(Figure contents as structured data)

--- begin ---

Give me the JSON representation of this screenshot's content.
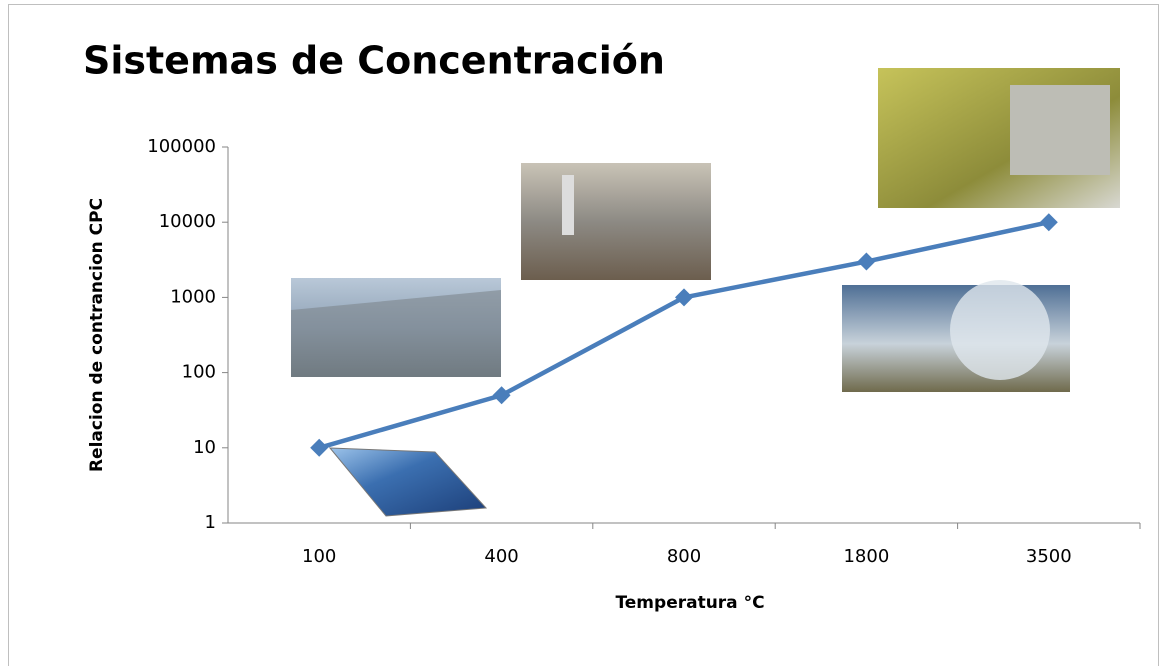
{
  "chart_data": {
    "type": "line",
    "title": "Sistemas de Concentración",
    "x_label": "Temperatura °C",
    "y_label": "Relacion de contrancion CPC",
    "categories": [
      "100",
      "400",
      "800",
      "1800",
      "3500"
    ],
    "series": [
      {
        "name": "Relacion de contrancion CPC",
        "color": "#4a7ebb",
        "values": [
          10,
          50,
          1000,
          3000,
          10000
        ]
      }
    ],
    "y_scale": "log",
    "ylim": [
      1,
      100000
    ],
    "yticks": [
      1,
      10,
      100,
      1000,
      10000,
      100000
    ],
    "grid": false
  }
}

--- end ---

• Exercise goal: Copy the records exactly. Skip the pictures.

• The output:
Give me the JSON representation of this screenshot's content.
{
  "chart_data": {
    "type": "line",
    "title": "Sistemas de Concentración",
    "x_label": "Temperatura °C",
    "y_label": "Relacion de contrancion CPC",
    "categories": [
      "100",
      "400",
      "800",
      "1800",
      "3500"
    ],
    "series": [
      {
        "name": "Relacion de contrancion CPC",
        "color": "#4a7ebb",
        "values": [
          10,
          50,
          1000,
          3000,
          10000
        ]
      }
    ],
    "y_scale": "log",
    "ylim": [
      1,
      100000
    ],
    "yticks": [
      1,
      10,
      100,
      1000,
      10000,
      100000
    ],
    "grid": false
  }
}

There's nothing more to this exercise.